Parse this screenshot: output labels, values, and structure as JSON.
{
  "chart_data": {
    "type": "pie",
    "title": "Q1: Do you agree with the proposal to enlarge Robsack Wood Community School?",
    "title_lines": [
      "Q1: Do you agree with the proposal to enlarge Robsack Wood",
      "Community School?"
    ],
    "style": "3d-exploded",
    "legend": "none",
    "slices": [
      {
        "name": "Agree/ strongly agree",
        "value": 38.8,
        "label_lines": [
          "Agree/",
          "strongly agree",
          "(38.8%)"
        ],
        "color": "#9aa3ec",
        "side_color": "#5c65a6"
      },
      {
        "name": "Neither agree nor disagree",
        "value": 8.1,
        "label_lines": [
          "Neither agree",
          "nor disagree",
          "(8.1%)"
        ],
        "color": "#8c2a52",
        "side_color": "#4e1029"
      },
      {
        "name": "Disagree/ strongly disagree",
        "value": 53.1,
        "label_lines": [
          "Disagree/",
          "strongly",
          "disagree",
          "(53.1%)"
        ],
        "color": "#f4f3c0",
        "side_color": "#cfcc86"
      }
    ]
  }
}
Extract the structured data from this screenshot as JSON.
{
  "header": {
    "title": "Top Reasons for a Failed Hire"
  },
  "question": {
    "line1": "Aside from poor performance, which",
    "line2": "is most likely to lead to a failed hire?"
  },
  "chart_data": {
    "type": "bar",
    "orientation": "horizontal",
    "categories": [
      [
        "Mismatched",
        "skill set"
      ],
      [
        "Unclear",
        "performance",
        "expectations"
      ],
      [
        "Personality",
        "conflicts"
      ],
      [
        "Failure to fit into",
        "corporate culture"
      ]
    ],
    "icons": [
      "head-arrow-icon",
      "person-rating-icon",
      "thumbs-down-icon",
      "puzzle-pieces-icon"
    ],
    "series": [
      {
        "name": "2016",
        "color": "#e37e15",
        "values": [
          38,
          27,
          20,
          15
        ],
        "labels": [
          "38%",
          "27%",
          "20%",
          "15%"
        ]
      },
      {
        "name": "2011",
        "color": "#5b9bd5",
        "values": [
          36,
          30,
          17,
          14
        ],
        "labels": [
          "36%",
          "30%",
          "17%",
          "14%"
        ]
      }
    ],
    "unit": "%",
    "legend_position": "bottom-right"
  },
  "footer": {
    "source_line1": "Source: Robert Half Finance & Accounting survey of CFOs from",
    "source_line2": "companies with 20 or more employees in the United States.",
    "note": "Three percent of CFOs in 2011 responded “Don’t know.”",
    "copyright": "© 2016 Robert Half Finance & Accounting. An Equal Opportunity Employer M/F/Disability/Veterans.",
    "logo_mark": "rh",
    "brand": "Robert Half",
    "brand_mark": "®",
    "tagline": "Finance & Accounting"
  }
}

++++++++

Stated goal — Would you write down every record again, exactly?

Written response —
Parse this screenshot: output labels, values, and structure as JSON.
{
  "chart_data": {
    "type": "pie",
    "title": "Q1: Do you agree with the proposal to enlarge Robsack Wood Community School?",
    "title_lines": [
      "Q1: Do you agree with the proposal to enlarge Robsack Wood",
      "Community School?"
    ],
    "style": "3d-exploded",
    "legend": "none",
    "slices": [
      {
        "name": "Agree/ strongly agree",
        "value": 38.8,
        "label_lines": [
          "Agree/",
          "strongly agree",
          "(38.8%)"
        ],
        "color": "#9aa3ec",
        "side_color": "#5c65a6"
      },
      {
        "name": "Neither agree nor disagree",
        "value": 8.1,
        "label_lines": [
          "Neither agree",
          "nor disagree",
          "(8.1%)"
        ],
        "color": "#8c2a52",
        "side_color": "#4e1029"
      },
      {
        "name": "Disagree/ strongly disagree",
        "value": 53.1,
        "label_lines": [
          "Disagree/",
          "strongly",
          "disagree",
          "(53.1%)"
        ],
        "color": "#f4f3c0",
        "side_color": "#cfcc86"
      }
    ]
  }
}
Extract the structured data from this screenshot as JSON.
{
  "header": {
    "title": "Top Reasons for a Failed Hire"
  },
  "question": {
    "line1": "Aside from poor performance, which",
    "line2": "is most likely to lead to a failed hire?"
  },
  "chart_data": {
    "type": "bar",
    "orientation": "horizontal",
    "categories": [
      [
        "Mismatched",
        "skill set"
      ],
      [
        "Unclear",
        "performance",
        "expectations"
      ],
      [
        "Personality",
        "conflicts"
      ],
      [
        "Failure to fit into",
        "corporate culture"
      ]
    ],
    "icons": [
      "head-arrow-icon",
      "person-rating-icon",
      "thumbs-down-icon",
      "puzzle-pieces-icon"
    ],
    "series": [
      {
        "name": "2016",
        "color": "#e37e15",
        "values": [
          38,
          27,
          20,
          15
        ],
        "labels": [
          "38%",
          "27%",
          "20%",
          "15%"
        ]
      },
      {
        "name": "2011",
        "color": "#5b9bd5",
        "values": [
          36,
          30,
          17,
          14
        ],
        "labels": [
          "36%",
          "30%",
          "17%",
          "14%"
        ]
      }
    ],
    "unit": "%",
    "legend_position": "bottom-right"
  },
  "footer": {
    "source_line1": "Source: Robert Half Finance & Accounting survey of CFOs from",
    "source_line2": "companies with 20 or more employees in the United States.",
    "note": "Three percent of CFOs in 2011 responded “Don’t know.”",
    "copyright": "© 2016 Robert Half Finance & Accounting. An Equal Opportunity Employer M/F/Disability/Veterans.",
    "logo_mark": "rh",
    "brand": "Robert Half",
    "brand_mark": "®",
    "tagline": "Finance & Accounting"
  }
}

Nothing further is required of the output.